**Figure dataset records**
'''

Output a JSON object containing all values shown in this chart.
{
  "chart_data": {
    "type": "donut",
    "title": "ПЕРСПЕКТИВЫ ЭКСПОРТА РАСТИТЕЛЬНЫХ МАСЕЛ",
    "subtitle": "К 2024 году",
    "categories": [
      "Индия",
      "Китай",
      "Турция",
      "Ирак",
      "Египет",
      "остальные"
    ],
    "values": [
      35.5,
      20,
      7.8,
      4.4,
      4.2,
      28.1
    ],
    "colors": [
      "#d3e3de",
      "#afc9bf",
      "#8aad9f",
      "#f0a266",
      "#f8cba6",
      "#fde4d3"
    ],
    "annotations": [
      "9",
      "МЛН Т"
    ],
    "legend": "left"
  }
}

'''
'''

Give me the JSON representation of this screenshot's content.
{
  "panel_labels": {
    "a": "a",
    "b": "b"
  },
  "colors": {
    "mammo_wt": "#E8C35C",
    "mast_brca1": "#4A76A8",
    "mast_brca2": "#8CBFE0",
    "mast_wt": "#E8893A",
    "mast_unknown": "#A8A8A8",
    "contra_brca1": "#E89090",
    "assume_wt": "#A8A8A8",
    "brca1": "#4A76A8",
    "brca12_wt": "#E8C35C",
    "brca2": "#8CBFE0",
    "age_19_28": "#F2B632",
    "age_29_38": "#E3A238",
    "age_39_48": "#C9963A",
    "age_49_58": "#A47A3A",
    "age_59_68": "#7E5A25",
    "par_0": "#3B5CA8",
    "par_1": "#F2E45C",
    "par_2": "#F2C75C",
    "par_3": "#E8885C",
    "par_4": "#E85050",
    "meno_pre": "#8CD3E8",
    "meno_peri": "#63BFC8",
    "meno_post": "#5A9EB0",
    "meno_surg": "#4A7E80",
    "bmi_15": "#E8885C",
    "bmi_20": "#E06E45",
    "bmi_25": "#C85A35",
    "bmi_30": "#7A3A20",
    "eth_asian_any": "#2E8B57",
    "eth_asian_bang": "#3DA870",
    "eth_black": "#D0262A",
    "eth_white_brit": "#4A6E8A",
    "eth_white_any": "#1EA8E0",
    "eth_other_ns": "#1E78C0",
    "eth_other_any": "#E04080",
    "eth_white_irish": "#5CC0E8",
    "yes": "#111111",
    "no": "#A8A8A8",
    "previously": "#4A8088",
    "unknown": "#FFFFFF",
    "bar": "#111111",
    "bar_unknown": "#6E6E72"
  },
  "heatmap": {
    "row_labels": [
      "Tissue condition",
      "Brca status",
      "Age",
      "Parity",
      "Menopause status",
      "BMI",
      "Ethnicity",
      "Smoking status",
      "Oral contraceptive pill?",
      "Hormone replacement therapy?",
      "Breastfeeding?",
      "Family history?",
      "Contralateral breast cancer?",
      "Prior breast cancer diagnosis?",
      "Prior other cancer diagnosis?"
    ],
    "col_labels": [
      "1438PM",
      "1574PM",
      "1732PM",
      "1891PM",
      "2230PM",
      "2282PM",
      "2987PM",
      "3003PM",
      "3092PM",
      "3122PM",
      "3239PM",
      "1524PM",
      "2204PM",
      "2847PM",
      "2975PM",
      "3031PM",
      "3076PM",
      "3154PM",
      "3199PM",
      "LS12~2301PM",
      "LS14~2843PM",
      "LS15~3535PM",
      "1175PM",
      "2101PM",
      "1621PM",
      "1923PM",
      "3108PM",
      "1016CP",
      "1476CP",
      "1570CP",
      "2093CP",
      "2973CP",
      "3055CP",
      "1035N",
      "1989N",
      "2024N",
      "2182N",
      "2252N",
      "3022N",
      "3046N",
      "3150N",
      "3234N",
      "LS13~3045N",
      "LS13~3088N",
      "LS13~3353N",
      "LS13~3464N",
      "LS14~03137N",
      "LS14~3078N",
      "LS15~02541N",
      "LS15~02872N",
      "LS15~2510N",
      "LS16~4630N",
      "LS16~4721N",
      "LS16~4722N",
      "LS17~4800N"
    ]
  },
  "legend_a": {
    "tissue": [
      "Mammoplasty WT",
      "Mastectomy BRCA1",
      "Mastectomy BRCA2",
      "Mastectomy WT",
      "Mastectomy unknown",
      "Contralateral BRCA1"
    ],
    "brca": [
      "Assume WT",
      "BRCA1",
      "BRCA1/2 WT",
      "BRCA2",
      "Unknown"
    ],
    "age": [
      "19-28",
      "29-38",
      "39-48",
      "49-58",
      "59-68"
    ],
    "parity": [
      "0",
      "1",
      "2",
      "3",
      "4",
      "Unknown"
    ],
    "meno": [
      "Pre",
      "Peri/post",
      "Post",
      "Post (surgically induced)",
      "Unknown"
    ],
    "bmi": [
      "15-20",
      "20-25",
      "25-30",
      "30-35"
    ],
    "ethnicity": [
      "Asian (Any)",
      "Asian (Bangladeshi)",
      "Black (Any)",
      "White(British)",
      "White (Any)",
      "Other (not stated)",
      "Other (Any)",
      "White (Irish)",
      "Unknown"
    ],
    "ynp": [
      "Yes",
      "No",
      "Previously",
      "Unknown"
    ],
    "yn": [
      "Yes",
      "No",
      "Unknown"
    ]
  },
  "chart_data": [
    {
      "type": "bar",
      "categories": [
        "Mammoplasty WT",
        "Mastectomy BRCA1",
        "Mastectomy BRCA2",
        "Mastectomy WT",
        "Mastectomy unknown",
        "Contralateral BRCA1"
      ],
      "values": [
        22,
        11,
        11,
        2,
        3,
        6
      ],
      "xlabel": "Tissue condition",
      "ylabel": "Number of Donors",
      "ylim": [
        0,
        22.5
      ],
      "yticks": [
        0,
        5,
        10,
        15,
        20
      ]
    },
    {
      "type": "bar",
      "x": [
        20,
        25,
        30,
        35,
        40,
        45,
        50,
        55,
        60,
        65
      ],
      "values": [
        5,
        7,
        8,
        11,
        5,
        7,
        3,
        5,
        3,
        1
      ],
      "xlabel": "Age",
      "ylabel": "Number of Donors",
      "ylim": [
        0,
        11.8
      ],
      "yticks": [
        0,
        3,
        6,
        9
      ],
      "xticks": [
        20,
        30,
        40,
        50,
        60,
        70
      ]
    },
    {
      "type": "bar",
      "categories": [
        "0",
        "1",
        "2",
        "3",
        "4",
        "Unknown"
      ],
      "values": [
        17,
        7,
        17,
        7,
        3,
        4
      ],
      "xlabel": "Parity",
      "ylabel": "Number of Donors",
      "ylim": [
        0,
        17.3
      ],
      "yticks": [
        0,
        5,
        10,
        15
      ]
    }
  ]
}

'''

**WHAT IS ASKED**
Copy every line of the records above that contains "diagnosis".

**FINISHED EXERCISE**
      "Prior breast cancer diagnosis?",
      "Prior other cancer diagnosis?"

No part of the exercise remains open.